[Items listed in a dataset]
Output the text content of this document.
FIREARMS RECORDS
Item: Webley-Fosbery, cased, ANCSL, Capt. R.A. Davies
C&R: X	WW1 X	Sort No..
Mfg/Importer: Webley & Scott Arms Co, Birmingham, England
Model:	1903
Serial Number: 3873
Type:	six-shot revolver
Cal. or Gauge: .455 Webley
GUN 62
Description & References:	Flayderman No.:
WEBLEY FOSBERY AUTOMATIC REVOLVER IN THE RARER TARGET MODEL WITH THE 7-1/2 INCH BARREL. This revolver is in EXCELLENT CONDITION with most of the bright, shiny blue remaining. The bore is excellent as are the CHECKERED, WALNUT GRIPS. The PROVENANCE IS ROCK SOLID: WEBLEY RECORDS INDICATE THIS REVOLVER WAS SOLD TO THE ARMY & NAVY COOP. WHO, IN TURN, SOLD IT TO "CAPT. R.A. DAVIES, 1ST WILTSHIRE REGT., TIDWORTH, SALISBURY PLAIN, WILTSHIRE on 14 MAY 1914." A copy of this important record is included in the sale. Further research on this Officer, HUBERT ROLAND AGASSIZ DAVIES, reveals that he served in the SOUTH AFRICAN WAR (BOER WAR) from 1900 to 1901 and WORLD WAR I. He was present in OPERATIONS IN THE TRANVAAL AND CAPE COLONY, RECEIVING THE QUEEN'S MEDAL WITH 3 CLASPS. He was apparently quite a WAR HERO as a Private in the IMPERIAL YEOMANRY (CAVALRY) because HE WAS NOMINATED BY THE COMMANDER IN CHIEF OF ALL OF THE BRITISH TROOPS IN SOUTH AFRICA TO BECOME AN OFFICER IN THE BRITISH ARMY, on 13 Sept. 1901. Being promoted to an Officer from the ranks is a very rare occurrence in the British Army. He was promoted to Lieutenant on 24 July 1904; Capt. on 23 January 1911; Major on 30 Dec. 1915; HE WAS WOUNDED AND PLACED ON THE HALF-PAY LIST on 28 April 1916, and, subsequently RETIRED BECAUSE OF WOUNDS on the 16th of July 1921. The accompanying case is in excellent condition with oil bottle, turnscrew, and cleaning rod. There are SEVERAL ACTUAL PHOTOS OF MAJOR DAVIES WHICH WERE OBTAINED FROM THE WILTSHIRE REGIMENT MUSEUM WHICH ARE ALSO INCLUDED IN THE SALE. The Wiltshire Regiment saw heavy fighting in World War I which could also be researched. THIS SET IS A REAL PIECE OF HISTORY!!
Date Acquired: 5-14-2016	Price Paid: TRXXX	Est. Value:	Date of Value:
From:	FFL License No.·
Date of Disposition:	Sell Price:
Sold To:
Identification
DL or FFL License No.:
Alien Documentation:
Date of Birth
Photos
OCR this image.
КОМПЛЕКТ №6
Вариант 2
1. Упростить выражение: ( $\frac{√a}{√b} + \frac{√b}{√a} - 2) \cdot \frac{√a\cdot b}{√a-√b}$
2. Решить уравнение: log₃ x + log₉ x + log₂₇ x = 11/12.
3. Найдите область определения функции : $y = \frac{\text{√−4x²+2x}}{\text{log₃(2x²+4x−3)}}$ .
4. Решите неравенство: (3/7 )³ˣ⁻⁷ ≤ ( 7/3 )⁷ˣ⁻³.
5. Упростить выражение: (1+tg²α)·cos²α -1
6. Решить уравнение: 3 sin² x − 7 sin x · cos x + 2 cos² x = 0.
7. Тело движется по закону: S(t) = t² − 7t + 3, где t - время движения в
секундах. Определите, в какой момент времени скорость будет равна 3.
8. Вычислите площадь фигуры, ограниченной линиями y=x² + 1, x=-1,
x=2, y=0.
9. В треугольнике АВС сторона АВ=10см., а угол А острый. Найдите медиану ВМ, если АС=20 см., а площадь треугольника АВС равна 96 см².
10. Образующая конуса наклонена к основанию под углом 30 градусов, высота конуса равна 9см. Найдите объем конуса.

[What you need to do]
Copy each line of the data above without altering a single character.

[Completed task]
Output the text content of this document.
FIREARMS RECORDS
Item: Webley-Fosbery, cased, ANCSL, Capt. R.A. Davies
C&R: X	WW1 X	Sort No..
Mfg/Importer: Webley & Scott Arms Co, Birmingham, England
Model:	1903
Serial Number: 3873
Type:	six-shot revolver
Cal. or Gauge: .455 Webley
GUN 62
Description & References:	Flayderman No.:
WEBLEY FOSBERY AUTOMATIC REVOLVER IN THE RARER TARGET MODEL WITH THE 7-1/2 INCH BARREL. This revolver is in EXCELLENT CONDITION with most of the bright, shiny blue remaining. The bore is excellent as are the CHECKERED, WALNUT GRIPS. The PROVENANCE IS ROCK SOLID: WEBLEY RECORDS INDICATE THIS REVOLVER WAS SOLD TO THE ARMY & NAVY COOP. WHO, IN TURN, SOLD IT TO "CAPT. R.A. DAVIES, 1ST WILTSHIRE REGT., TIDWORTH, SALISBURY PLAIN, WILTSHIRE on 14 MAY 1914." A copy of this important record is included in the sale. Further research on this Officer, HUBERT ROLAND AGASSIZ DAVIES, reveals that he served in the SOUTH AFRICAN WAR (BOER WAR) from 1900 to 1901 and WORLD WAR I. He was present in OPERATIONS IN THE TRANVAAL AND CAPE COLONY, RECEIVING THE QUEEN'S MEDAL WITH 3 CLASPS. He was apparently quite a WAR HERO as a Private in the IMPERIAL YEOMANRY (CAVALRY) because HE WAS NOMINATED BY THE COMMANDER IN CHIEF OF ALL OF THE BRITISH TROOPS IN SOUTH AFRICA TO BECOME AN OFFICER IN THE BRITISH ARMY, on 13 Sept. 1901. Being promoted to an Officer from the ranks is a very rare occurrence in the British Army. He was promoted to Lieutenant on 24 July 1904; Capt. on 23 January 1911; Major on 30 Dec. 1915; HE WAS WOUNDED AND PLACED ON THE HALF-PAY LIST on 28 April 1916, and, subsequently RETIRED BECAUSE OF WOUNDS on the 16th of July 1921. The accompanying case is in excellent condition with oil bottle, turnscrew, and cleaning rod. There are SEVERAL ACTUAL PHOTOS OF MAJOR DAVIES WHICH WERE OBTAINED FROM THE WILTSHIRE REGIMENT MUSEUM WHICH ARE ALSO INCLUDED IN THE SALE. The Wiltshire Regiment saw heavy fighting in World War I which could also be researched. THIS SET IS A REAL PIECE OF HISTORY!!
Date Acquired: 5-14-2016	Price Paid: TRXXX	Est. Value:	Date of Value:
From:	FFL License No.·
Date of Disposition:	Sell Price:
Sold To:
Identification
DL or FFL License No.:
Alien Documentation:
Date of Birth
Photos
OCR this image.
КОМПЛЕКТ №6
Вариант 2
1. Упростить выражение: ( $\frac{√a}{√b} + \frac{√b}{√a} - 2) \cdot \frac{√a\cdot b}{√a-√b}$
2. Решить уравнение: log₃ x + log₉ x + log₂₇ x = 11/12.
3. Найдите область определения функции : $y = \frac{\text{√−4x²+2x}}{\text{log₃(2x²+4x−3)}}$ .
4. Решите неравенство: (3/7 )³ˣ⁻⁷ ≤ ( 7/3 )⁷ˣ⁻³.
5. Упростить выражение: (1+tg²α)·cos²α -1
6. Решить уравнение: 3 sin² x − 7 sin x · cos x + 2 cos² x = 0.
7. Тело движется по закону: S(t) = t² − 7t + 3, где t - время движения в
секундах. Определите, в какой момент времени скорость будет равна 3.
8. Вычислите площадь фигуры, ограниченной линиями y=x² + 1, x=-1,
x=2, y=0.
9. В треугольнике АВС сторона АВ=10см., а угол А острый. Найдите медиану ВМ, если АС=20 см., а площадь треугольника АВС равна 96 см².
10. Образующая конуса наклонена к основанию под углом 30 градусов, высота конуса равна 9см. Найдите объем конуса.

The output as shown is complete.